● **Your instructions**:
Would you return all of this data exactly, leaving nothing out?

(Chart and figure data)
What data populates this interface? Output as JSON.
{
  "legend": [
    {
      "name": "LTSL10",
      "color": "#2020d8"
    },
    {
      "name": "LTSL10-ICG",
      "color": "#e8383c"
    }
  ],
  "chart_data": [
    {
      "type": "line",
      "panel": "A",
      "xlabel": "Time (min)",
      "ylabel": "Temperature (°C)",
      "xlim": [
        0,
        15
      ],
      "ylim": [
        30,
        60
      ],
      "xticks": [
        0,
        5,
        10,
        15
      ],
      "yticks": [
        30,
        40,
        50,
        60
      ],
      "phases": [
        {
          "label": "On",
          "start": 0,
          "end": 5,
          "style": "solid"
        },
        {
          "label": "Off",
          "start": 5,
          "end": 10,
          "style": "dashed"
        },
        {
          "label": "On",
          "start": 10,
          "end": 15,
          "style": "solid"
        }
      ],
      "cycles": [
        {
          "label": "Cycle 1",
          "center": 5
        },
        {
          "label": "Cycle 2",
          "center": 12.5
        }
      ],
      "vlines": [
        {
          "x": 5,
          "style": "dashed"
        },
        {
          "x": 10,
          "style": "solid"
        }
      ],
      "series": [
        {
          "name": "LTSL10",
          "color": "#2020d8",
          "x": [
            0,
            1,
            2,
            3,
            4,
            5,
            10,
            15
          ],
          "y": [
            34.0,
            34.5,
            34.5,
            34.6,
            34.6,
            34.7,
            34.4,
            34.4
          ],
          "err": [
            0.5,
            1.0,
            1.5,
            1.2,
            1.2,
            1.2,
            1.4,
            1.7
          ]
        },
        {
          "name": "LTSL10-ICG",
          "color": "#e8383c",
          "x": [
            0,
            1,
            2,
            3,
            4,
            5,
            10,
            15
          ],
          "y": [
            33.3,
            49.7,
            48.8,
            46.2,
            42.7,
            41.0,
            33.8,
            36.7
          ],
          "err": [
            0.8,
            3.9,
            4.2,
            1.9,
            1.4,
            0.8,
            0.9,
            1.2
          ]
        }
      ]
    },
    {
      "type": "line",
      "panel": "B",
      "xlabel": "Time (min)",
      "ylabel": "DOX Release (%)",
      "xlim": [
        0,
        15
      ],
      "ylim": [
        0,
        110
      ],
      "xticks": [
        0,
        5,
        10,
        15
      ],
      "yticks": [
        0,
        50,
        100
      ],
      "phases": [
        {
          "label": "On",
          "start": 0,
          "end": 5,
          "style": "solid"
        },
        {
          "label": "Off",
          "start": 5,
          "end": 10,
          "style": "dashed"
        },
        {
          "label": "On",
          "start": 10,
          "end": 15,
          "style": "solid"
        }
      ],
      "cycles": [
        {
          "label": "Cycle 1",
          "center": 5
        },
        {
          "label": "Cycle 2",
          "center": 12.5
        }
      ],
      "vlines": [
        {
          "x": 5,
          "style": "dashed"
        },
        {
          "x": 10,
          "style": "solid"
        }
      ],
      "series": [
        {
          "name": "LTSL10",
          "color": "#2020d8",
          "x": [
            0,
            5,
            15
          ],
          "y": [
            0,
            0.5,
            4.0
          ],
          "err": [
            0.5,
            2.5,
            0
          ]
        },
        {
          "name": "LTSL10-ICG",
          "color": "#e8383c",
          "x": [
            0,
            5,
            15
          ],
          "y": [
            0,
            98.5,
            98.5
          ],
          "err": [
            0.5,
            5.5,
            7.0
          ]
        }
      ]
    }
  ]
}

● **Finished task**:
What data populates this interface? Output as JSON.
{
  "legend": [
    {
      "name": "LTSL10",
      "color": "#2020d8"
    },
    {
      "name": "LTSL10-ICG",
      "color": "#e8383c"
    }
  ],
  "chart_data": [
    {
      "type": "line",
      "panel": "A",
      "xlabel": "Time (min)",
      "ylabel": "Temperature (°C)",
      "xlim": [
        0,
        15
      ],
      "ylim": [
        30,
        60
      ],
      "xticks": [
        0,
        5,
        10,
        15
      ],
      "yticks": [
        30,
        40,
        50,
        60
      ],
      "phases": [
        {
          "label": "On",
          "start": 0,
          "end": 5,
          "style": "solid"
        },
        {
          "label": "Off",
          "start": 5,
          "end": 10,
          "style": "dashed"
        },
        {
          "label": "On",
          "start": 10,
          "end": 15,
          "style": "solid"
        }
      ],
      "cycles": [
        {
          "label": "Cycle 1",
          "center": 5
        },
        {
          "label": "Cycle 2",
          "center": 12.5
        }
      ],
      "vlines": [
        {
          "x": 5,
          "style": "dashed"
        },
        {
          "x": 10,
          "style": "solid"
        }
      ],
      "series": [
        {
          "name": "LTSL10",
          "color": "#2020d8",
          "x": [
            0,
            1,
            2,
            3,
            4,
            5,
            10,
            15
          ],
          "y": [
            34.0,
            34.5,
            34.5,
            34.6,
            34.6,
            34.7,
            34.4,
            34.4
          ],
          "err": [
            0.5,
            1.0,
            1.5,
            1.2,
            1.2,
            1.2,
            1.4,
            1.7
          ]
        },
        {
          "name": "LTSL10-ICG",
          "color": "#e8383c",
          "x": [
            0,
            1,
            2,
            3,
            4,
            5,
            10,
            15
          ],
          "y": [
            33.3,
            49.7,
            48.8,
            46.2,
            42.7,
            41.0,
            33.8,
            36.7
          ],
          "err": [
            0.8,
            3.9,
            4.2,
            1.9,
            1.4,
            0.8,
            0.9,
            1.2
          ]
        }
      ]
    },
    {
      "type": "line",
      "panel": "B",
      "xlabel": "Time (min)",
      "ylabel": "DOX Release (%)",
      "xlim": [
        0,
        15
      ],
      "ylim": [
        0,
        110
      ],
      "xticks": [
        0,
        5,
        10,
        15
      ],
      "yticks": [
        0,
        50,
        100
      ],
      "phases": [
        {
          "label": "On",
          "start": 0,
          "end": 5,
          "style": "solid"
        },
        {
          "label": "Off",
          "start": 5,
          "end": 10,
          "style": "dashed"
        },
        {
          "label": "On",
          "start": 10,
          "end": 15,
          "style": "solid"
        }
      ],
      "cycles": [
        {
          "label": "Cycle 1",
          "center": 5
        },
        {
          "label": "Cycle 2",
          "center": 12.5
        }
      ],
      "vlines": [
        {
          "x": 5,
          "style": "dashed"
        },
        {
          "x": 10,
          "style": "solid"
        }
      ],
      "series": [
        {
          "name": "LTSL10",
          "color": "#2020d8",
          "x": [
            0,
            5,
            15
          ],
          "y": [
            0,
            0.5,
            4.0
          ],
          "err": [
            0.5,
            2.5,
            0
          ]
        },
        {
          "name": "LTSL10-ICG",
          "color": "#e8383c",
          "x": [
            0,
            5,
            15
          ],
          "y": [
            0,
            98.5,
            98.5
          ],
          "err": [
            0.5,
            5.5,
            7.0
          ]
        }
      ]
    }
  ]
}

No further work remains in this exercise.